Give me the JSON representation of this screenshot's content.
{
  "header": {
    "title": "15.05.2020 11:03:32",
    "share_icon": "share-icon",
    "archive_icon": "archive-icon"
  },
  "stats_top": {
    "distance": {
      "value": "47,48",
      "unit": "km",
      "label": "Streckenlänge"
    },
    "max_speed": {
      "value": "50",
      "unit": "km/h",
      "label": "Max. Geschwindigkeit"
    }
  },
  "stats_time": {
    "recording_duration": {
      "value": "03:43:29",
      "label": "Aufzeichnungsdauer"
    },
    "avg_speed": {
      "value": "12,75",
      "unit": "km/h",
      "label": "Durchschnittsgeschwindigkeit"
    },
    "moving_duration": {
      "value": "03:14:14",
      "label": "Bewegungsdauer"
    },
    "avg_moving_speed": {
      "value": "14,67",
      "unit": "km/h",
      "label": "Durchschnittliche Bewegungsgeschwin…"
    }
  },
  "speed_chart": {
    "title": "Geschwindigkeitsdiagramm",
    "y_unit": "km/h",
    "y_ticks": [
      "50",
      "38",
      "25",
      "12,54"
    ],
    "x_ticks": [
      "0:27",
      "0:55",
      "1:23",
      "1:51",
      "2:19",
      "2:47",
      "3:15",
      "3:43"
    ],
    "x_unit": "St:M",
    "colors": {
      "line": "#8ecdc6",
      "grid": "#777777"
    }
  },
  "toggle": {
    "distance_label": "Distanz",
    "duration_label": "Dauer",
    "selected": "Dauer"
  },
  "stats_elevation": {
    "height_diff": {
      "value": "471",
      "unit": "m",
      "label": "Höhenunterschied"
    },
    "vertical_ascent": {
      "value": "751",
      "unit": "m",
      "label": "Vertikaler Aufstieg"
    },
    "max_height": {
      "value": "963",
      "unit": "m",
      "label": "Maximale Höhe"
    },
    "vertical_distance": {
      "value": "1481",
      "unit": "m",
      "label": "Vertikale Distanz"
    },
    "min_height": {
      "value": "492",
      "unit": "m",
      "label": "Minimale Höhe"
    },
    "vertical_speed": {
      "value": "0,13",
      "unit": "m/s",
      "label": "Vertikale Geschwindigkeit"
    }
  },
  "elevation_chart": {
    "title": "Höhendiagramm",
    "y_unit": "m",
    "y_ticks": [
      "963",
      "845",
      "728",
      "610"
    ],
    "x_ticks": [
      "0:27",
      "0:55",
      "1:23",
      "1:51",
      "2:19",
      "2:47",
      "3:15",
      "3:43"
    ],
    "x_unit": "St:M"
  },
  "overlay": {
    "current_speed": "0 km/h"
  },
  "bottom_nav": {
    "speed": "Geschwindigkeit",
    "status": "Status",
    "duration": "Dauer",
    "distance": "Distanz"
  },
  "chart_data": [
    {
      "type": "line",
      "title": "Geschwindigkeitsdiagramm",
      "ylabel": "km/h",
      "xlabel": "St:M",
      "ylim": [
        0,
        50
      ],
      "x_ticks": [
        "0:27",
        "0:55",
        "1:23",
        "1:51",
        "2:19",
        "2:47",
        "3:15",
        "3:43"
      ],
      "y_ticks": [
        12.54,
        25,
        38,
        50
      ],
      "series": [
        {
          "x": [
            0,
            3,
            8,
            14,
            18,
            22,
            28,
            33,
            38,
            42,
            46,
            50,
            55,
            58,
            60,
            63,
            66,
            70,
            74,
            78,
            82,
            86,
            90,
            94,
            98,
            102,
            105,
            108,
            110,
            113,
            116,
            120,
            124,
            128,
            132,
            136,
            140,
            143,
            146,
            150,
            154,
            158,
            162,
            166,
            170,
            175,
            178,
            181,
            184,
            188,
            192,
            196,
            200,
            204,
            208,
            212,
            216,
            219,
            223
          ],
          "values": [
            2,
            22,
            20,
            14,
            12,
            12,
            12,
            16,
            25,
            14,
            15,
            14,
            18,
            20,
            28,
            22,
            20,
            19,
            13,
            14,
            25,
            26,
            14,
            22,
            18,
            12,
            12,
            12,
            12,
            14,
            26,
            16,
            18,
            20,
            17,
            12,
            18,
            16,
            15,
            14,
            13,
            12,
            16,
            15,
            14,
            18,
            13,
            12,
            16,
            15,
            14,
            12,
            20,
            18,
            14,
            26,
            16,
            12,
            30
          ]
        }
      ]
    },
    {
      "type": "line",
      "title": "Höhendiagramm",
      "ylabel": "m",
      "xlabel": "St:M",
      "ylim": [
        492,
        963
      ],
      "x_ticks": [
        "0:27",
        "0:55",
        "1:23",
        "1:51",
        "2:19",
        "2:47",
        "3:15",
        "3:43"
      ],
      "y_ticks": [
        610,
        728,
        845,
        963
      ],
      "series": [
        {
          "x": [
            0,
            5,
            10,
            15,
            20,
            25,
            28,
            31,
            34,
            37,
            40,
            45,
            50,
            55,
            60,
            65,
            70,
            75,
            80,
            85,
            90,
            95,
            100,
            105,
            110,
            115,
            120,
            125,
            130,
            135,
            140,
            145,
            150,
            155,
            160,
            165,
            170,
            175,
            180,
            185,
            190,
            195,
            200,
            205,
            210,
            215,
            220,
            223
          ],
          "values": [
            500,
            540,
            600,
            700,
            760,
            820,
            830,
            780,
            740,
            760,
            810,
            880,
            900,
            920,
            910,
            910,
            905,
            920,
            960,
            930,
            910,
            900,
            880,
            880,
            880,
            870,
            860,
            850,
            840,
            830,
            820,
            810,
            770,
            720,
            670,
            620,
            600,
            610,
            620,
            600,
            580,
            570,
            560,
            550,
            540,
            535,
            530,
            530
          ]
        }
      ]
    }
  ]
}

· · · ·

Task goal:
Copy the records above exactly as they appear.

Complete answer:
Give me the JSON representation of this screenshot's content.
{
  "header": {
    "title": "15.05.2020 11:03:32",
    "share_icon": "share-icon",
    "archive_icon": "archive-icon"
  },
  "stats_top": {
    "distance": {
      "value": "47,48",
      "unit": "km",
      "label": "Streckenlänge"
    },
    "max_speed": {
      "value": "50",
      "unit": "km/h",
      "label": "Max. Geschwindigkeit"
    }
  },
  "stats_time": {
    "recording_duration": {
      "value": "03:43:29",
      "label": "Aufzeichnungsdauer"
    },
    "avg_speed": {
      "value": "12,75",
      "unit": "km/h",
      "label": "Durchschnittsgeschwindigkeit"
    },
    "moving_duration": {
      "value": "03:14:14",
      "label": "Bewegungsdauer"
    },
    "avg_moving_speed": {
      "value": "14,67",
      "unit": "km/h",
      "label": "Durchschnittliche Bewegungsgeschwin…"
    }
  },
  "speed_chart": {
    "title": "Geschwindigkeitsdiagramm",
    "y_unit": "km/h",
    "y_ticks": [
      "50",
      "38",
      "25",
      "12,54"
    ],
    "x_ticks": [
      "0:27",
      "0:55",
      "1:23",
      "1:51",
      "2:19",
      "2:47",
      "3:15",
      "3:43"
    ],
    "x_unit": "St:M",
    "colors": {
      "line": "#8ecdc6",
      "grid": "#777777"
    }
  },
  "toggle": {
    "distance_label": "Distanz",
    "duration_label": "Dauer",
    "selected": "Dauer"
  },
  "stats_elevation": {
    "height_diff": {
      "value": "471",
      "unit": "m",
      "label": "Höhenunterschied"
    },
    "vertical_ascent": {
      "value": "751",
      "unit": "m",
      "label": "Vertikaler Aufstieg"
    },
    "max_height": {
      "value": "963",
      "unit": "m",
      "label": "Maximale Höhe"
    },
    "vertical_distance": {
      "value": "1481",
      "unit": "m",
      "label": "Vertikale Distanz"
    },
    "min_height": {
      "value": "492",
      "unit": "m",
      "label": "Minimale Höhe"
    },
    "vertical_speed": {
      "value": "0,13",
      "unit": "m/s",
      "label": "Vertikale Geschwindigkeit"
    }
  },
  "elevation_chart": {
    "title": "Höhendiagramm",
    "y_unit": "m",
    "y_ticks": [
      "963",
      "845",
      "728",
      "610"
    ],
    "x_ticks": [
      "0:27",
      "0:55",
      "1:23",
      "1:51",
      "2:19",
      "2:47",
      "3:15",
      "3:43"
    ],
    "x_unit": "St:M"
  },
  "overlay": {
    "current_speed": "0 km/h"
  },
  "bottom_nav": {
    "speed": "Geschwindigkeit",
    "status": "Status",
    "duration": "Dauer",
    "distance": "Distanz"
  },
  "chart_data": [
    {
      "type": "line",
      "title": "Geschwindigkeitsdiagramm",
      "ylabel": "km/h",
      "xlabel": "St:M",
      "ylim": [
        0,
        50
      ],
      "x_ticks": [
        "0:27",
        "0:55",
        "1:23",
        "1:51",
        "2:19",
        "2:47",
        "3:15",
        "3:43"
      ],
      "y_ticks": [
        12.54,
        25,
        38,
        50
      ],
      "series": [
        {
          "x": [
            0,
            3,
            8,
            14,
            18,
            22,
            28,
            33,
            38,
            42,
            46,
            50,
            55,
            58,
            60,
            63,
            66,
            70,
            74,
            78,
            82,
            86,
            90,
            94,
            98,
            102,
            105,
            108,
            110,
            113,
            116,
            120,
            124,
            128,
            132,
            136,
            140,
            143,
            146,
            150,
            154,
            158,
            162,
            166,
            170,
            175,
            178,
            181,
            184,
            188,
            192,
            196,
            200,
            204,
            208,
            212,
            216,
            219,
            223
          ],
          "values": [
            2,
            22,
            20,
            14,
            12,
            12,
            12,
            16,
            25,
            14,
            15,
            14,
            18,
            20,
            28,
            22,
            20,
            19,
            13,
            14,
            25,
            26,
            14,
            22,
            18,
            12,
            12,
            12,
            12,
            14,
            26,
            16,
            18,
            20,
            17,
            12,
            18,
            16,
            15,
            14,
            13,
            12,
            16,
            15,
            14,
            18,
            13,
            12,
            16,
            15,
            14,
            12,
            20,
            18,
            14,
            26,
            16,
            12,
            30
          ]
        }
      ]
    },
    {
      "type": "line",
      "title": "Höhendiagramm",
      "ylabel": "m",
      "xlabel": "St:M",
      "ylim": [
        492,
        963
      ],
      "x_ticks": [
        "0:27",
        "0:55",
        "1:23",
        "1:51",
        "2:19",
        "2:47",
        "3:15",
        "3:43"
      ],
      "y_ticks": [
        610,
        728,
        845,
        963
      ],
      "series": [
        {
          "x": [
            0,
            5,
            10,
            15,
            20,
            25,
            28,
            31,
            34,
            37,
            40,
            45,
            50,
            55,
            60,
            65,
            70,
            75,
            80,
            85,
            90,
            95,
            100,
            105,
            110,
            115,
            120,
            125,
            130,
            135,
            140,
            145,
            150,
            155,
            160,
            165,
            170,
            175,
            180,
            185,
            190,
            195,
            200,
            205,
            210,
            215,
            220,
            223
          ],
          "values": [
            500,
            540,
            600,
            700,
            760,
            820,
            830,
            780,
            740,
            760,
            810,
            880,
            900,
            920,
            910,
            910,
            905,
            920,
            960,
            930,
            910,
            900,
            880,
            880,
            880,
            870,
            860,
            850,
            840,
            830,
            820,
            810,
            770,
            720,
            670,
            620,
            600,
            610,
            620,
            600,
            580,
            570,
            560,
            550,
            540,
            535,
            530,
            530
          ]
        }
      ]
    }
  ]
}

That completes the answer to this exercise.